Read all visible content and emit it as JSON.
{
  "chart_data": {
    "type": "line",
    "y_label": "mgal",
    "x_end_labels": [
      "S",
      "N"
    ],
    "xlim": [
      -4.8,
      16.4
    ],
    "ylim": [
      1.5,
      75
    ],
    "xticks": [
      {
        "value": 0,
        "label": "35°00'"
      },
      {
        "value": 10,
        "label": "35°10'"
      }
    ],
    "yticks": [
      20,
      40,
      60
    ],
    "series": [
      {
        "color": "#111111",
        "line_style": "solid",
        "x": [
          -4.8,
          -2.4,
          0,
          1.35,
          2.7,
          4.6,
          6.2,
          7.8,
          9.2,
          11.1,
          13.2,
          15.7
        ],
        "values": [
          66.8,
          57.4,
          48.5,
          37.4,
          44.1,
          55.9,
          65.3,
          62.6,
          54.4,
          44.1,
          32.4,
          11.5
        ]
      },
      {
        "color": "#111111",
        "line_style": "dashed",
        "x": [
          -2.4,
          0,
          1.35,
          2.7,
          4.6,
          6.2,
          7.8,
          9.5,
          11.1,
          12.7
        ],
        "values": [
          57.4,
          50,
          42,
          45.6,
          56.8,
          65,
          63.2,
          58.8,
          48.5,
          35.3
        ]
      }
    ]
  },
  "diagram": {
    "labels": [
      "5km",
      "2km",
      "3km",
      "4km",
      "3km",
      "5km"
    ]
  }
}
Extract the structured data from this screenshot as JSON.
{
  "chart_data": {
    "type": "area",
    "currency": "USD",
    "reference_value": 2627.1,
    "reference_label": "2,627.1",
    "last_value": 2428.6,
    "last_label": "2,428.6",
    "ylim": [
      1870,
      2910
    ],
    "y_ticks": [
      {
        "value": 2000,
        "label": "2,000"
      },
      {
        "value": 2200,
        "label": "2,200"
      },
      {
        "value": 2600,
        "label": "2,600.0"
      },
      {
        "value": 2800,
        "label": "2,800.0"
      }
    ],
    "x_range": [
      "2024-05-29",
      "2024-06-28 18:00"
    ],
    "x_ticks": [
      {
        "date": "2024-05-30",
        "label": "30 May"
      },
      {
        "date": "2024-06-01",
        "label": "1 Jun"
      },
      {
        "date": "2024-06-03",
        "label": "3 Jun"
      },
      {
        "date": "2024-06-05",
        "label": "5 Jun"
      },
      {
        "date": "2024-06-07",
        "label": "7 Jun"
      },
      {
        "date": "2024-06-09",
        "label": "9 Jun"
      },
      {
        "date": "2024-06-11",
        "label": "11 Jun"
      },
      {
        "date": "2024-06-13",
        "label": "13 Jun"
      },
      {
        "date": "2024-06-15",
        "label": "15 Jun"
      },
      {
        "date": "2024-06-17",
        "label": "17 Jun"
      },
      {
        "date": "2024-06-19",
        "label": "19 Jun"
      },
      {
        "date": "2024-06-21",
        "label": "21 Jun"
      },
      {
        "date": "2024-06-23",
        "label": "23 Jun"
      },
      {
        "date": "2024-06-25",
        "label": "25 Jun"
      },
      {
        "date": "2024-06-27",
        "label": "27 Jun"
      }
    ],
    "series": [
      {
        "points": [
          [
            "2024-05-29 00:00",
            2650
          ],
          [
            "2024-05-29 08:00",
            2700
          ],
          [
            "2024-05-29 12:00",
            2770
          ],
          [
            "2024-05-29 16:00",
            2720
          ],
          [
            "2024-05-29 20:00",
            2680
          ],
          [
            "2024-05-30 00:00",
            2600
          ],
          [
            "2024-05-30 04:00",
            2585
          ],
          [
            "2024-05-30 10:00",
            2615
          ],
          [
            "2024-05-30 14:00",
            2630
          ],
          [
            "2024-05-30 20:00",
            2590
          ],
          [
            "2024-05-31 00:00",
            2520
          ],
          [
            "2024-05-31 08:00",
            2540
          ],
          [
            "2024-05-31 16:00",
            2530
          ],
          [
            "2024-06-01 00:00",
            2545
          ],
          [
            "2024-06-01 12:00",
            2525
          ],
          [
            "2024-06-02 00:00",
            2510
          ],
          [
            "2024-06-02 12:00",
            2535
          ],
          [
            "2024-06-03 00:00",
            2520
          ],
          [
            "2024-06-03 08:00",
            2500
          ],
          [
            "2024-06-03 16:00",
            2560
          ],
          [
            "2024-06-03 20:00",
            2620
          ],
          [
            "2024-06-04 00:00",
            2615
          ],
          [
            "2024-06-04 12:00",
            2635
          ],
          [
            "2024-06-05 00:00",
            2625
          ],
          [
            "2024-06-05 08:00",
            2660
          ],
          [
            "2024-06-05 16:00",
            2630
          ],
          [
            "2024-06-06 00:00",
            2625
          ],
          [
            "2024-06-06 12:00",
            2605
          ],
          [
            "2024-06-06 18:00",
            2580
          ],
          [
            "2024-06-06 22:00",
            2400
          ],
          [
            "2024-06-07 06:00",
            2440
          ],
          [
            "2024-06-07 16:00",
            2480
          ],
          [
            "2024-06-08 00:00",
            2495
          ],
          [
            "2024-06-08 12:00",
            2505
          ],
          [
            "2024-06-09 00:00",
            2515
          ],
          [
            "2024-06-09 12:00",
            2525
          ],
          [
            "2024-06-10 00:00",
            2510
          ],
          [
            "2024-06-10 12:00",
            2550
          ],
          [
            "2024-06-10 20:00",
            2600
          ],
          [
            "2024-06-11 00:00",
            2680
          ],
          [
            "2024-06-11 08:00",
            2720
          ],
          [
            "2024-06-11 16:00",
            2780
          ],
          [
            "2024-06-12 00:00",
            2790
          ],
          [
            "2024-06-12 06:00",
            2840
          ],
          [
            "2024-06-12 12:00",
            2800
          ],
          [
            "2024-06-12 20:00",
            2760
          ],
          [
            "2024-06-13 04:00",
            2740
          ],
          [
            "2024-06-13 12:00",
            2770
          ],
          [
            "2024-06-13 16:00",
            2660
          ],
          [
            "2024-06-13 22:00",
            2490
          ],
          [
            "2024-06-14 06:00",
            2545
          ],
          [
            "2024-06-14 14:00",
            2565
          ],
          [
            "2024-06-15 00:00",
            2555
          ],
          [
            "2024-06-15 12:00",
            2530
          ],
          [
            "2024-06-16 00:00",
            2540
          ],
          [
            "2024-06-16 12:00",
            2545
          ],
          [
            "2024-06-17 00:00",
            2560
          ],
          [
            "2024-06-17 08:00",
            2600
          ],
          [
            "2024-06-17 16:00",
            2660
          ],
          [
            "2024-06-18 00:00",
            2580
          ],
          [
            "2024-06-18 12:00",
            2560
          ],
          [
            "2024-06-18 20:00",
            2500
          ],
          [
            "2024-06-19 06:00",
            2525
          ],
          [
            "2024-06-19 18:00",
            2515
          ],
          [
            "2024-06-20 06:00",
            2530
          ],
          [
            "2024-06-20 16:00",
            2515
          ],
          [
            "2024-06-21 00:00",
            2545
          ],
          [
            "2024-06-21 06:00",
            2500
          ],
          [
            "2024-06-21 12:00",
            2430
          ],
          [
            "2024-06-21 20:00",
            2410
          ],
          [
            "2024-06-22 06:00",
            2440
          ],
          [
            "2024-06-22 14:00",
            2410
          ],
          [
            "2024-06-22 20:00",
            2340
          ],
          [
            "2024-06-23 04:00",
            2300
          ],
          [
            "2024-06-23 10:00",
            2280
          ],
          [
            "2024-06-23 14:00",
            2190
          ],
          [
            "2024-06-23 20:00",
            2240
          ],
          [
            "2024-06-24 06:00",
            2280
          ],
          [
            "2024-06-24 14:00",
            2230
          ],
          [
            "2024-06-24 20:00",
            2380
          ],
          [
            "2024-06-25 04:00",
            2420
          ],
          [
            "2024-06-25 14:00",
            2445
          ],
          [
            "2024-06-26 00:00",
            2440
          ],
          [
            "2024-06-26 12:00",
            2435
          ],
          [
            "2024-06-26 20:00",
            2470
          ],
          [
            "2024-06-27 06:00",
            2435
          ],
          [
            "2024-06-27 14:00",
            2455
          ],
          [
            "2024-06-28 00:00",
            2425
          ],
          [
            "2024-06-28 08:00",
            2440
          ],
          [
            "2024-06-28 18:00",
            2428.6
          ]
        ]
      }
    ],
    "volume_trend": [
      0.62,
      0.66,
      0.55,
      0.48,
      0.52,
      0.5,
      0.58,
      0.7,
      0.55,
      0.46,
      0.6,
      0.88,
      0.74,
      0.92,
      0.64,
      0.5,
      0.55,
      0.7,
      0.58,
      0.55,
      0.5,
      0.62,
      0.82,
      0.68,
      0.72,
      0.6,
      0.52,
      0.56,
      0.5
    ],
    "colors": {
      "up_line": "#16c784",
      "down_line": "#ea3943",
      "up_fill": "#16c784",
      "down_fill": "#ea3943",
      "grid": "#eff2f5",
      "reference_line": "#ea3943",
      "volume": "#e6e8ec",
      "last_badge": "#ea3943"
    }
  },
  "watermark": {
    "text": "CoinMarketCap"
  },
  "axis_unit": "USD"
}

**WORK TO BE COMPLETED**
Show every line above in which the word "JSON" occurs.

**ANSWER TO THE EXERCISE**
Read all visible content and emit it as JSON.
Extract the structured data from this screenshot as JSON.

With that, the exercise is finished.